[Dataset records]
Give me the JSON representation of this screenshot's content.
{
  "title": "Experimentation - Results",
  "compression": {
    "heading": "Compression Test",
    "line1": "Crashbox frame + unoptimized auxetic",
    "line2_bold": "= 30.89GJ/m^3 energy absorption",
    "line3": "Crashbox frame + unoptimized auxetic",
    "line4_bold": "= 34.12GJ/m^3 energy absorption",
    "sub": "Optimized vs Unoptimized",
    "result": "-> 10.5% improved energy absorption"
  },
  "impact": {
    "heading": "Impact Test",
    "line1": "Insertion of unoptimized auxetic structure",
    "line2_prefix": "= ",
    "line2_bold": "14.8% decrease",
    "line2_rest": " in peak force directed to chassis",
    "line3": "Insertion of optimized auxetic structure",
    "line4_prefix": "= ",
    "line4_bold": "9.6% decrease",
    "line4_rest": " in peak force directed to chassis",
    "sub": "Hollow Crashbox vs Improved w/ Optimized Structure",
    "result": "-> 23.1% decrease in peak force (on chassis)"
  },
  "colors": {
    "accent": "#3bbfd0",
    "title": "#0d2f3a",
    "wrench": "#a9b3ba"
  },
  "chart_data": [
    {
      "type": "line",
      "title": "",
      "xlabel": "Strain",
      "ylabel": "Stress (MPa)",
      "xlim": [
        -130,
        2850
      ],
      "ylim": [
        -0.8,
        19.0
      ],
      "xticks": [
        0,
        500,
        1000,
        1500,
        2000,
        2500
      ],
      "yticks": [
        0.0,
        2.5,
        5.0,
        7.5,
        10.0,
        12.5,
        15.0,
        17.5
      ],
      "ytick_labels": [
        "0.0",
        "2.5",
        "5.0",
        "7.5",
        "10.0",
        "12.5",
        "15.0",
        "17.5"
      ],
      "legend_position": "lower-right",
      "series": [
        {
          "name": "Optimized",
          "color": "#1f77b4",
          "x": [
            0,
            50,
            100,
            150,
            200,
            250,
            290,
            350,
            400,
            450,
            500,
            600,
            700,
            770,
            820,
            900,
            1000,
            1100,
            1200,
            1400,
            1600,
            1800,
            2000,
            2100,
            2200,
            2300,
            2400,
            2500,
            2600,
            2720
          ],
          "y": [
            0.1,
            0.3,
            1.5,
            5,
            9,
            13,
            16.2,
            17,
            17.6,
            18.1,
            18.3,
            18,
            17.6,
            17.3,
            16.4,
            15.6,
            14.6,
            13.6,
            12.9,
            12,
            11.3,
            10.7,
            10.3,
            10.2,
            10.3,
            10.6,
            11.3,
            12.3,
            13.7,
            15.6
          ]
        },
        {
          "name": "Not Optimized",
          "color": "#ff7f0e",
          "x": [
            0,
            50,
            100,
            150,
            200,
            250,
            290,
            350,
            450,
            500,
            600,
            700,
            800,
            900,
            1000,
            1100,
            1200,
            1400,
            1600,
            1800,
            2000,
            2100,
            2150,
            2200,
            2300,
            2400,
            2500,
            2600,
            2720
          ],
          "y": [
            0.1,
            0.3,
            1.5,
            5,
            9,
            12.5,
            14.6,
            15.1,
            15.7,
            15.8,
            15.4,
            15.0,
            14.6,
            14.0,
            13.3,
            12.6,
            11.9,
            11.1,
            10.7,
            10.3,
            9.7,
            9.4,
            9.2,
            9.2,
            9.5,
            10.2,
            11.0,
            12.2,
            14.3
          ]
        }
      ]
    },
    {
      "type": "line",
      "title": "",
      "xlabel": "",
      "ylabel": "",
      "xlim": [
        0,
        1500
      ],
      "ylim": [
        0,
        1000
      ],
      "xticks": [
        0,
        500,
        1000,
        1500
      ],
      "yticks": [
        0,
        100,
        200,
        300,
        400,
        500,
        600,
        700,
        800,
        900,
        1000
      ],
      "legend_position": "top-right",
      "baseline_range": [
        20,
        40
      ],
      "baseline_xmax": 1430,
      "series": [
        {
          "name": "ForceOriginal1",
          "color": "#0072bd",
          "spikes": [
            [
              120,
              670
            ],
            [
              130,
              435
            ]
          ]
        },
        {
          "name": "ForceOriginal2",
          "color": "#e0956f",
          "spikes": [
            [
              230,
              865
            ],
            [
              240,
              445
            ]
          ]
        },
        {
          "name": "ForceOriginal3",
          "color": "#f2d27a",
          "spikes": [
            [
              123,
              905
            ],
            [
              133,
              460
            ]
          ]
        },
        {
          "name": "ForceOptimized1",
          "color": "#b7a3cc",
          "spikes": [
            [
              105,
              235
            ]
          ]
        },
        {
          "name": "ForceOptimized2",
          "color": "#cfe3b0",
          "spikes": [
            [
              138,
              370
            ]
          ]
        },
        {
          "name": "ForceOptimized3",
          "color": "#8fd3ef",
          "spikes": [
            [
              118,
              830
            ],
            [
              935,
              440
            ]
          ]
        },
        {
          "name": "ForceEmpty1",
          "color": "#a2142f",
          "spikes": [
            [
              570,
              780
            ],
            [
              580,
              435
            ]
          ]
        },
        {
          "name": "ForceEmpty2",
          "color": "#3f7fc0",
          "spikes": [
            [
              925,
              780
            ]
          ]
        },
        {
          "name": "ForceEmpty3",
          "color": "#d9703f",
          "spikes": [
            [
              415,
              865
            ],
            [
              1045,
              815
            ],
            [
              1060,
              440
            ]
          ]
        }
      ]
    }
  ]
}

WRITTEN REQUEST: Restate each record word for word.

WRITTEN RESPONSE:
Give me the JSON representation of this screenshot's content.
{
  "title": "Experimentation - Results",
  "compression": {
    "heading": "Compression Test",
    "line1": "Crashbox frame + unoptimized auxetic",
    "line2_bold": "= 30.89GJ/m^3 energy absorption",
    "line3": "Crashbox frame + unoptimized auxetic",
    "line4_bold": "= 34.12GJ/m^3 energy absorption",
    "sub": "Optimized vs Unoptimized",
    "result": "-> 10.5% improved energy absorption"
  },
  "impact": {
    "heading": "Impact Test",
    "line1": "Insertion of unoptimized auxetic structure",
    "line2_prefix": "= ",
    "line2_bold": "14.8% decrease",
    "line2_rest": " in peak force directed to chassis",
    "line3": "Insertion of optimized auxetic structure",
    "line4_prefix": "= ",
    "line4_bold": "9.6% decrease",
    "line4_rest": " in peak force directed to chassis",
    "sub": "Hollow Crashbox vs Improved w/ Optimized Structure",
    "result": "-> 23.1% decrease in peak force (on chassis)"
  },
  "colors": {
    "accent": "#3bbfd0",
    "title": "#0d2f3a",
    "wrench": "#a9b3ba"
  },
  "chart_data": [
    {
      "type": "line",
      "title": "",
      "xlabel": "Strain",
      "ylabel": "Stress (MPa)",
      "xlim": [
        -130,
        2850
      ],
      "ylim": [
        -0.8,
        19.0
      ],
      "xticks": [
        0,
        500,
        1000,
        1500,
        2000,
        2500
      ],
      "yticks": [
        0.0,
        2.5,
        5.0,
        7.5,
        10.0,
        12.5,
        15.0,
        17.5
      ],
      "ytick_labels": [
        "0.0",
        "2.5",
        "5.0",
        "7.5",
        "10.0",
        "12.5",
        "15.0",
        "17.5"
      ],
      "legend_position": "lower-right",
      "series": [
        {
          "name": "Optimized",
          "color": "#1f77b4",
          "x": [
            0,
            50,
            100,
            150,
            200,
            250,
            290,
            350,
            400,
            450,
            500,
            600,
            700,
            770,
            820,
            900,
            1000,
            1100,
            1200,
            1400,
            1600,
            1800,
            2000,
            2100,
            2200,
            2300,
            2400,
            2500,
            2600,
            2720
          ],
          "y": [
            0.1,
            0.3,
            1.5,
            5,
            9,
            13,
            16.2,
            17,
            17.6,
            18.1,
            18.3,
            18,
            17.6,
            17.3,
            16.4,
            15.6,
            14.6,
            13.6,
            12.9,
            12,
            11.3,
            10.7,
            10.3,
            10.2,
            10.3,
            10.6,
            11.3,
            12.3,
            13.7,
            15.6
          ]
        },
        {
          "name": "Not Optimized",
          "color": "#ff7f0e",
          "x": [
            0,
            50,
            100,
            150,
            200,
            250,
            290,
            350,
            450,
            500,
            600,
            700,
            800,
            900,
            1000,
            1100,
            1200,
            1400,
            1600,
            1800,
            2000,
            2100,
            2150,
            2200,
            2300,
            2400,
            2500,
            2600,
            2720
          ],
          "y": [
            0.1,
            0.3,
            1.5,
            5,
            9,
            12.5,
            14.6,
            15.1,
            15.7,
            15.8,
            15.4,
            15.0,
            14.6,
            14.0,
            13.3,
            12.6,
            11.9,
            11.1,
            10.7,
            10.3,
            9.7,
            9.4,
            9.2,
            9.2,
            9.5,
            10.2,
            11.0,
            12.2,
            14.3
          ]
        }
      ]
    },
    {
      "type": "line",
      "title": "",
      "xlabel": "",
      "ylabel": "",
      "xlim": [
        0,
        1500
      ],
      "ylim": [
        0,
        1000
      ],
      "xticks": [
        0,
        500,
        1000,
        1500
      ],
      "yticks": [
        0,
        100,
        200,
        300,
        400,
        500,
        600,
        700,
        800,
        900,
        1000
      ],
      "legend_position": "top-right",
      "baseline_range": [
        20,
        40
      ],
      "baseline_xmax": 1430,
      "series": [
        {
          "name": "ForceOriginal1",
          "color": "#0072bd",
          "spikes": [
            [
              120,
              670
            ],
            [
              130,
              435
            ]
          ]
        },
        {
          "name": "ForceOriginal2",
          "color": "#e0956f",
          "spikes": [
            [
              230,
              865
            ],
            [
              240,
              445
            ]
          ]
        },
        {
          "name": "ForceOriginal3",
          "color": "#f2d27a",
          "spikes": [
            [
              123,
              905
            ],
            [
              133,
              460
            ]
          ]
        },
        {
          "name": "ForceOptimized1",
          "color": "#b7a3cc",
          "spikes": [
            [
              105,
              235
            ]
          ]
        },
        {
          "name": "ForceOptimized2",
          "color": "#cfe3b0",
          "spikes": [
            [
              138,
              370
            ]
          ]
        },
        {
          "name": "ForceOptimized3",
          "color": "#8fd3ef",
          "spikes": [
            [
              118,
              830
            ],
            [
              935,
              440
            ]
          ]
        },
        {
          "name": "ForceEmpty1",
          "color": "#a2142f",
          "spikes": [
            [
              570,
              780
            ],
            [
              580,
              435
            ]
          ]
        },
        {
          "name": "ForceEmpty2",
          "color": "#3f7fc0",
          "spikes": [
            [
              925,
              780
            ]
          ]
        },
        {
          "name": "ForceEmpty3",
          "color": "#d9703f",
          "spikes": [
            [
              415,
              865
            ],
            [
              1045,
              815
            ],
            [
              1060,
              440
            ]
          ]
        }
      ]
    }
  ]
}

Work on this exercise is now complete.